* **Records shown**:
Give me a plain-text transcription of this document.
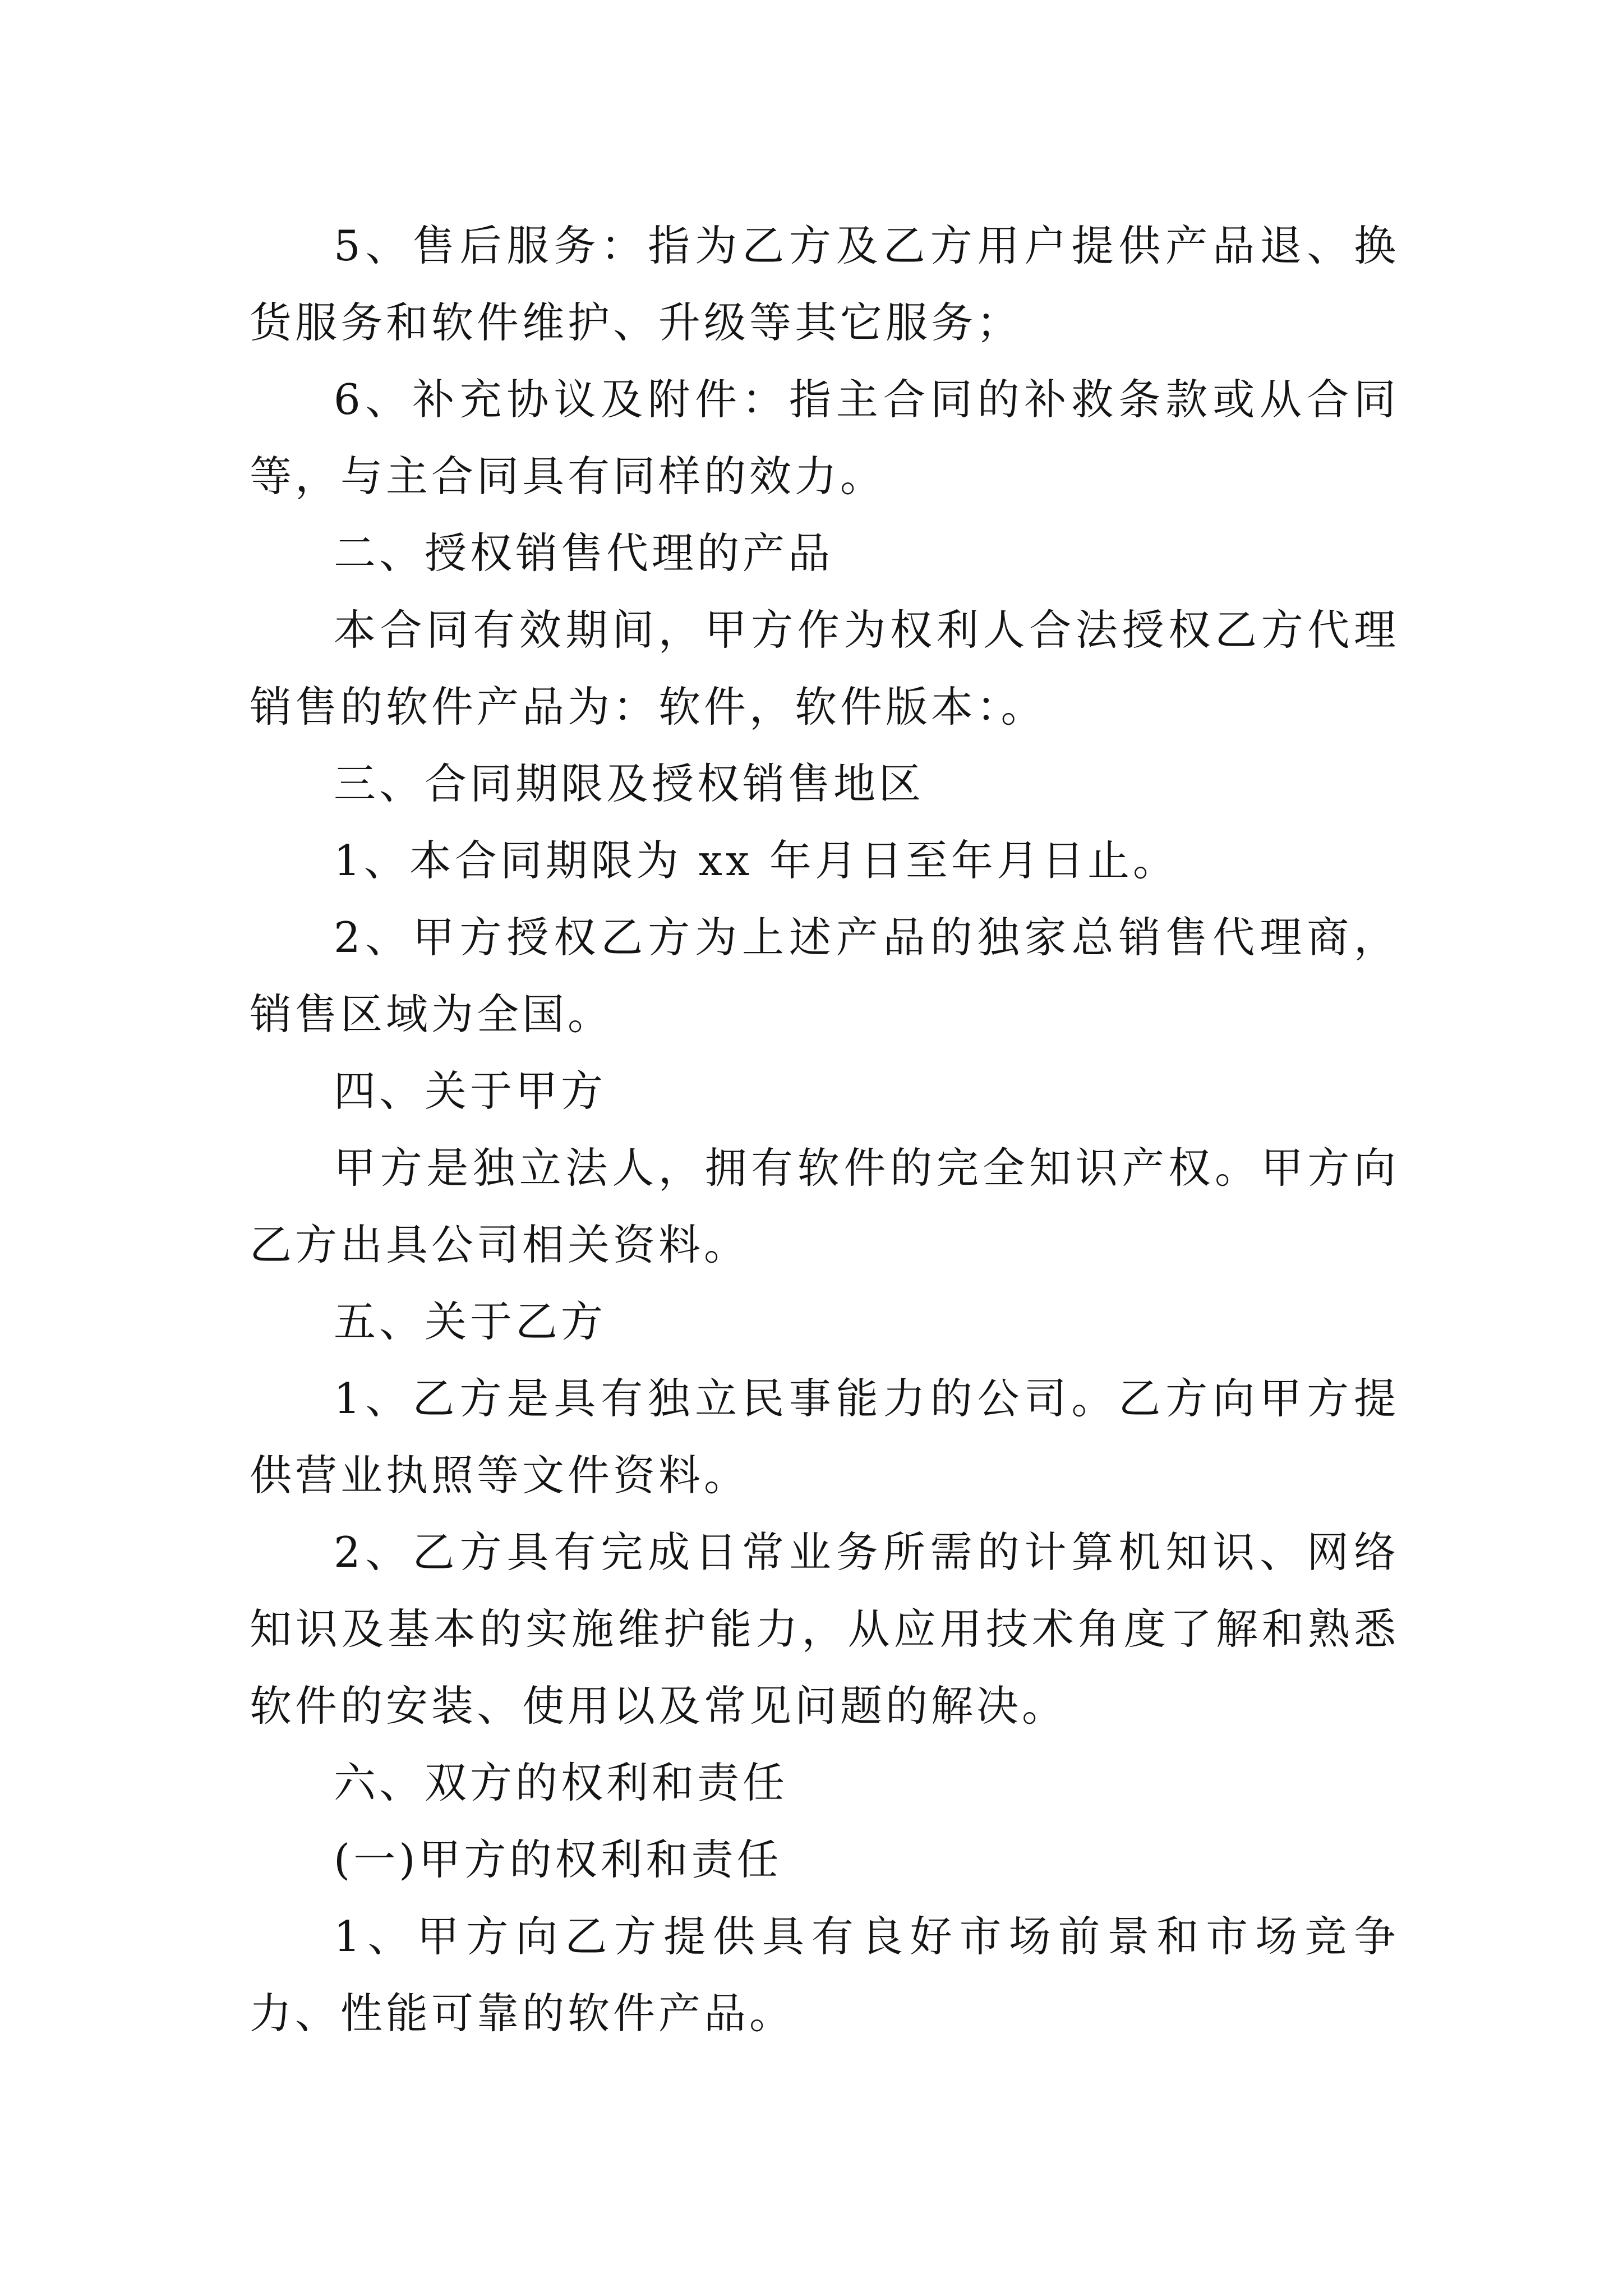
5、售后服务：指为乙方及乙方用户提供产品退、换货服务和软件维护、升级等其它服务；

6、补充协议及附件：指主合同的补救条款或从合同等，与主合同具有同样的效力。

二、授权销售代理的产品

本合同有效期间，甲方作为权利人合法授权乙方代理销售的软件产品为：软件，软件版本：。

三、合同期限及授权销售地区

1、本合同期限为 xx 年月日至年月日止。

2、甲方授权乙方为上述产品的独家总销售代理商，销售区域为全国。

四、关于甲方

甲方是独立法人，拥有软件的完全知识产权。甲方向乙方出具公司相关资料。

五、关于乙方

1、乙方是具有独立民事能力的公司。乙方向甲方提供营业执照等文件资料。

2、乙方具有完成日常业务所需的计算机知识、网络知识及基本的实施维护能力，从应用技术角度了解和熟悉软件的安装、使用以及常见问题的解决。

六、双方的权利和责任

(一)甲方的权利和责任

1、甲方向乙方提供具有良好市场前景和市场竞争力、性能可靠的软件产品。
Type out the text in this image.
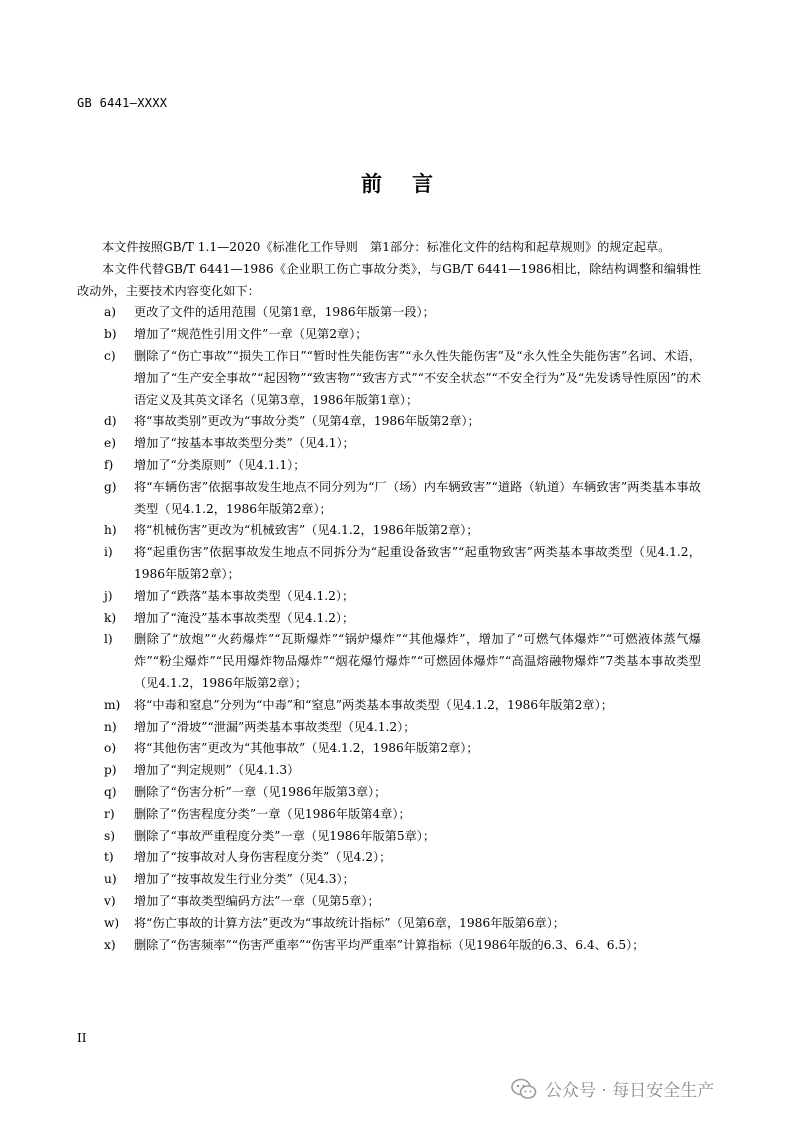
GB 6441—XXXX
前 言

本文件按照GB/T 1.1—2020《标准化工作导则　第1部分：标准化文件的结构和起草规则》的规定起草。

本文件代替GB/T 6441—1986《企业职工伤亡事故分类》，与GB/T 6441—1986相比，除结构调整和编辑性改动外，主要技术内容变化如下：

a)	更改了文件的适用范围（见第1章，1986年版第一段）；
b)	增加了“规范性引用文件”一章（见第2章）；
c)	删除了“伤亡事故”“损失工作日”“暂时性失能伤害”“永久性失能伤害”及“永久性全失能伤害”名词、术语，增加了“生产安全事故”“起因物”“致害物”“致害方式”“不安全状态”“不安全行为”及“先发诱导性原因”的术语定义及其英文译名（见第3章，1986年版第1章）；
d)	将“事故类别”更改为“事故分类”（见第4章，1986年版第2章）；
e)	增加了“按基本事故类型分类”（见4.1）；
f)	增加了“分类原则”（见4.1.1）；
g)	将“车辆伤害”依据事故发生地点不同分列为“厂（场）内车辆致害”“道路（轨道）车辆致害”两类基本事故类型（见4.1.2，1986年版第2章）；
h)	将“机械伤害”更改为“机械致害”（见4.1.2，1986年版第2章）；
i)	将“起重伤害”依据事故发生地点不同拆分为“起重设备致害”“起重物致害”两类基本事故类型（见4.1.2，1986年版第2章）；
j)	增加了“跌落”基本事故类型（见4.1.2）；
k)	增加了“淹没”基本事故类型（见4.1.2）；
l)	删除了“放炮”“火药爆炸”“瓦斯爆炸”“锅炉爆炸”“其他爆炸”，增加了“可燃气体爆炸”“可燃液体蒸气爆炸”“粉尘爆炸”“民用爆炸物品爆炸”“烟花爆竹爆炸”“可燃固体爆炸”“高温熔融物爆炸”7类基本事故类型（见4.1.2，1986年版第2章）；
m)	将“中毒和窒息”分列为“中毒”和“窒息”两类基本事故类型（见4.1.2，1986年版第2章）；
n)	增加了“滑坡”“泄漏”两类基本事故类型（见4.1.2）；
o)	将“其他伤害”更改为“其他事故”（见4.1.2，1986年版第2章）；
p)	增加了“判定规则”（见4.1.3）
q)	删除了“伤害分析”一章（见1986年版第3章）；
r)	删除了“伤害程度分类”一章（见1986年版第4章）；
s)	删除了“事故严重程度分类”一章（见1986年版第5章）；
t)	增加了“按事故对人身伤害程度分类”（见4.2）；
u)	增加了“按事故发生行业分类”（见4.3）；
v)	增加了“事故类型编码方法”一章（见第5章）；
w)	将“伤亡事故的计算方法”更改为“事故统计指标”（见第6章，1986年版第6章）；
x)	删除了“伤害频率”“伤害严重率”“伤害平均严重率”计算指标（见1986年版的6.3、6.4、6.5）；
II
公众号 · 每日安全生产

* **Work to complete**: Exclude the pictures and transcribe all of the entries exactly.

* **Final result**:
Give me a plain-text transcription of this document.
5、售后服务：指为乙方及乙方用户提供产品退、换货服务和软件维护、升级等其它服务；

6、补充协议及附件：指主合同的补救条款或从合同等，与主合同具有同样的效力。

二、授权销售代理的产品

本合同有效期间，甲方作为权利人合法授权乙方代理销售的软件产品为：软件，软件版本：。

三、合同期限及授权销售地区

1、本合同期限为 xx 年月日至年月日止。

2、甲方授权乙方为上述产品的独家总销售代理商，销售区域为全国。

四、关于甲方

甲方是独立法人，拥有软件的完全知识产权。甲方向乙方出具公司相关资料。

五、关于乙方

1、乙方是具有独立民事能力的公司。乙方向甲方提供营业执照等文件资料。

2、乙方具有完成日常业务所需的计算机知识、网络知识及基本的实施维护能力，从应用技术角度了解和熟悉软件的安装、使用以及常见问题的解决。

六、双方的权利和责任

(一)甲方的权利和责任

1、甲方向乙方提供具有良好市场前景和市场竞争力、性能可靠的软件产品。
Type out the text in this image.
GB 6441—XXXX
前 言

本文件按照GB/T 1.1—2020《标准化工作导则　第1部分：标准化文件的结构和起草规则》的规定起草。

本文件代替GB/T 6441—1986《企业职工伤亡事故分类》，与GB/T 6441—1986相比，除结构调整和编辑性改动外，主要技术内容变化如下：

a)	更改了文件的适用范围（见第1章，1986年版第一段）；
b)	增加了“规范性引用文件”一章（见第2章）；
c)	删除了“伤亡事故”“损失工作日”“暂时性失能伤害”“永久性失能伤害”及“永久性全失能伤害”名词、术语，增加了“生产安全事故”“起因物”“致害物”“致害方式”“不安全状态”“不安全行为”及“先发诱导性原因”的术语定义及其英文译名（见第3章，1986年版第1章）；
d)	将“事故类别”更改为“事故分类”（见第4章，1986年版第2章）；
e)	增加了“按基本事故类型分类”（见4.1）；
f)	增加了“分类原则”（见4.1.1）；
g)	将“车辆伤害”依据事故发生地点不同分列为“厂（场）内车辆致害”“道路（轨道）车辆致害”两类基本事故类型（见4.1.2，1986年版第2章）；
h)	将“机械伤害”更改为“机械致害”（见4.1.2，1986年版第2章）；
i)	将“起重伤害”依据事故发生地点不同拆分为“起重设备致害”“起重物致害”两类基本事故类型（见4.1.2，1986年版第2章）；
j)	增加了“跌落”基本事故类型（见4.1.2）；
k)	增加了“淹没”基本事故类型（见4.1.2）；
l)	删除了“放炮”“火药爆炸”“瓦斯爆炸”“锅炉爆炸”“其他爆炸”，增加了“可燃气体爆炸”“可燃液体蒸气爆炸”“粉尘爆炸”“民用爆炸物品爆炸”“烟花爆竹爆炸”“可燃固体爆炸”“高温熔融物爆炸”7类基本事故类型（见4.1.2，1986年版第2章）；
m)	将“中毒和窒息”分列为“中毒”和“窒息”两类基本事故类型（见4.1.2，1986年版第2章）；
n)	增加了“滑坡”“泄漏”两类基本事故类型（见4.1.2）；
o)	将“其他伤害”更改为“其他事故”（见4.1.2，1986年版第2章）；
p)	增加了“判定规则”（见4.1.3）
q)	删除了“伤害分析”一章（见1986年版第3章）；
r)	删除了“伤害程度分类”一章（见1986年版第4章）；
s)	删除了“事故严重程度分类”一章（见1986年版第5章）；
t)	增加了“按事故对人身伤害程度分类”（见4.2）；
u)	增加了“按事故发生行业分类”（见4.3）；
v)	增加了“事故类型编码方法”一章（见第5章）；
w)	将“伤亡事故的计算方法”更改为“事故统计指标”（见第6章，1986年版第6章）；
x)	删除了“伤害频率”“伤害严重率”“伤害平均严重率”计算指标（见1986年版的6.3、6.4、6.5）；
II
公众号 · 每日安全生产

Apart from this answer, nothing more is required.